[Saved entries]
= = = =
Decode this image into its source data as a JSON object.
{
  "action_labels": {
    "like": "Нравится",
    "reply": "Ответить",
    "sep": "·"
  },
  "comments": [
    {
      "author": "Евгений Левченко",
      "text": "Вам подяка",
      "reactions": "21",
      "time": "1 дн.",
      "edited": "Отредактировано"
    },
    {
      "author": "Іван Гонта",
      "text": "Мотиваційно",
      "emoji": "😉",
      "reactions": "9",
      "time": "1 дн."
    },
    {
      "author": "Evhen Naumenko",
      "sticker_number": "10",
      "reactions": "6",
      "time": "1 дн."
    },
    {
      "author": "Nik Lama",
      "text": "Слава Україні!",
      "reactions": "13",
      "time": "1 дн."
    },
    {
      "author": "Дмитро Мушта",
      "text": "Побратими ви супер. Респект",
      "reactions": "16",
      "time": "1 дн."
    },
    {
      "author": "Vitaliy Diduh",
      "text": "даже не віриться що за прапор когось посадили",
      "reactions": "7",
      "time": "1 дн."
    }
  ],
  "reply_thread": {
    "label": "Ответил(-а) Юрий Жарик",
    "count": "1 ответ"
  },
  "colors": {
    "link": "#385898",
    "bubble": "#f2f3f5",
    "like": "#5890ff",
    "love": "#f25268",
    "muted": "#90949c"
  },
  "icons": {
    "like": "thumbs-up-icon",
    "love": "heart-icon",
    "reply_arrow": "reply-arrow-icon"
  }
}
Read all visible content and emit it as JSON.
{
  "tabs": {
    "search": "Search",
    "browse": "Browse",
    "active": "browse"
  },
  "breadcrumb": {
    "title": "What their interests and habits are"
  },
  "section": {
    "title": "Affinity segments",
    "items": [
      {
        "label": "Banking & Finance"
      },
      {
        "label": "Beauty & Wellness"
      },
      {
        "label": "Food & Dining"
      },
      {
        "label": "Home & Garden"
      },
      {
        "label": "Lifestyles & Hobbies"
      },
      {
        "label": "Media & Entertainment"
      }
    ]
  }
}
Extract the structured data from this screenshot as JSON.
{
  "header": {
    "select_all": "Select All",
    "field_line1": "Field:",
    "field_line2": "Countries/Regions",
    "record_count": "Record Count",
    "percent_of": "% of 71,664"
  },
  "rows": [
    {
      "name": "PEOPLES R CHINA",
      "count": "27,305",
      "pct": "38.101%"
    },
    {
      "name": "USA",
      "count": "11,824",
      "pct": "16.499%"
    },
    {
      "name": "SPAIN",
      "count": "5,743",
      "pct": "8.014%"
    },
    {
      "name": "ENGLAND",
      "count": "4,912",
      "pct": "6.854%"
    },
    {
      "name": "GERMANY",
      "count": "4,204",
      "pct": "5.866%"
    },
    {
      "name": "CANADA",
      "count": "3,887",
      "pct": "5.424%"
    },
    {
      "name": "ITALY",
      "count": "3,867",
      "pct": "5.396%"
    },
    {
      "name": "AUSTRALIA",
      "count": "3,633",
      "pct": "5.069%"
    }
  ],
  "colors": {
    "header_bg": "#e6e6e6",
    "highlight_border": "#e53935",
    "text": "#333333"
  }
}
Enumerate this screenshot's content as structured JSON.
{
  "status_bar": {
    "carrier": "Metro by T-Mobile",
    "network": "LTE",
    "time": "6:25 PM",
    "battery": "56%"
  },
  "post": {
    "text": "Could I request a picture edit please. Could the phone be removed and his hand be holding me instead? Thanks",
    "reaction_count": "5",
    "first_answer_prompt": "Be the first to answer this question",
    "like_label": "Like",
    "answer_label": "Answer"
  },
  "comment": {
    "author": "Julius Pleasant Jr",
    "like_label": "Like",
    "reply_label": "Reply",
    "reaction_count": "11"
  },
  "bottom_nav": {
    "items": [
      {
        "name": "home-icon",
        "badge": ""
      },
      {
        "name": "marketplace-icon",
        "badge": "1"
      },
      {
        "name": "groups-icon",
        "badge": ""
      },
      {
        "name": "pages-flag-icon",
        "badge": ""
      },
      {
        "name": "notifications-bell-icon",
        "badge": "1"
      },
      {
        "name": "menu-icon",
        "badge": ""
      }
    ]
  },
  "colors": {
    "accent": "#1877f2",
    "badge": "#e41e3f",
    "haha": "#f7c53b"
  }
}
= = = =
§ **Direction**
Type out the material again exactly as presented.

§ **Full output**
Decode this image into its source data as a JSON object.
{
  "action_labels": {
    "like": "Нравится",
    "reply": "Ответить",
    "sep": "·"
  },
  "comments": [
    {
      "author": "Евгений Левченко",
      "text": "Вам подяка",
      "reactions": "21",
      "time": "1 дн.",
      "edited": "Отредактировано"
    },
    {
      "author": "Іван Гонта",
      "text": "Мотиваційно",
      "emoji": "😉",
      "reactions": "9",
      "time": "1 дн."
    },
    {
      "author": "Evhen Naumenko",
      "sticker_number": "10",
      "reactions": "6",
      "time": "1 дн."
    },
    {
      "author": "Nik Lama",
      "text": "Слава Україні!",
      "reactions": "13",
      "time": "1 дн."
    },
    {
      "author": "Дмитро Мушта",
      "text": "Побратими ви супер. Респект",
      "reactions": "16",
      "time": "1 дн."
    },
    {
      "author": "Vitaliy Diduh",
      "text": "даже не віриться що за прапор когось посадили",
      "reactions": "7",
      "time": "1 дн."
    }
  ],
  "reply_thread": {
    "label": "Ответил(-а) Юрий Жарик",
    "count": "1 ответ"
  },
  "colors": {
    "link": "#385898",
    "bubble": "#f2f3f5",
    "like": "#5890ff",
    "love": "#f25268",
    "muted": "#90949c"
  },
  "icons": {
    "like": "thumbs-up-icon",
    "love": "heart-icon",
    "reply_arrow": "reply-arrow-icon"
  }
}
Read all visible content and emit it as JSON.
{
  "tabs": {
    "search": "Search",
    "browse": "Browse",
    "active": "browse"
  },
  "breadcrumb": {
    "title": "What their interests and habits are"
  },
  "section": {
    "title": "Affinity segments",
    "items": [
      {
        "label": "Banking & Finance"
      },
      {
        "label": "Beauty & Wellness"
      },
      {
        "label": "Food & Dining"
      },
      {
        "label": "Home & Garden"
      },
      {
        "label": "Lifestyles & Hobbies"
      },
      {
        "label": "Media & Entertainment"
      }
    ]
  }
}
Extract the structured data from this screenshot as JSON.
{
  "header": {
    "select_all": "Select All",
    "field_line1": "Field:",
    "field_line2": "Countries/Regions",
    "record_count": "Record Count",
    "percent_of": "% of 71,664"
  },
  "rows": [
    {
      "name": "PEOPLES R CHINA",
      "count": "27,305",
      "pct": "38.101%"
    },
    {
      "name": "USA",
      "count": "11,824",
      "pct": "16.499%"
    },
    {
      "name": "SPAIN",
      "count": "5,743",
      "pct": "8.014%"
    },
    {
      "name": "ENGLAND",
      "count": "4,912",
      "pct": "6.854%"
    },
    {
      "name": "GERMANY",
      "count": "4,204",
      "pct": "5.866%"
    },
    {
      "name": "CANADA",
      "count": "3,887",
      "pct": "5.424%"
    },
    {
      "name": "ITALY",
      "count": "3,867",
      "pct": "5.396%"
    },
    {
      "name": "AUSTRALIA",
      "count": "3,633",
      "pct": "5.069%"
    }
  ],
  "colors": {
    "header_bg": "#e6e6e6",
    "highlight_border": "#e53935",
    "text": "#333333"
  }
}
Enumerate this screenshot's content as structured JSON.
{
  "status_bar": {
    "carrier": "Metro by T-Mobile",
    "network": "LTE",
    "time": "6:25 PM",
    "battery": "56%"
  },
  "post": {
    "text": "Could I request a picture edit please. Could the phone be removed and his hand be holding me instead? Thanks",
    "reaction_count": "5",
    "first_answer_prompt": "Be the first to answer this question",
    "like_label": "Like",
    "answer_label": "Answer"
  },
  "comment": {
    "author": "Julius Pleasant Jr",
    "like_label": "Like",
    "reply_label": "Reply",
    "reaction_count": "11"
  },
  "bottom_nav": {
    "items": [
      {
        "name": "home-icon",
        "badge": ""
      },
      {
        "name": "marketplace-icon",
        "badge": "1"
      },
      {
        "name": "groups-icon",
        "badge": ""
      },
      {
        "name": "pages-flag-icon",
        "badge": ""
      },
      {
        "name": "notifications-bell-icon",
        "badge": "1"
      },
      {
        "name": "menu-icon",
        "badge": ""
      }
    ]
  },
  "colors": {
    "accent": "#1877f2",
    "badge": "#e41e3f",
    "haha": "#f7c53b"
  }
}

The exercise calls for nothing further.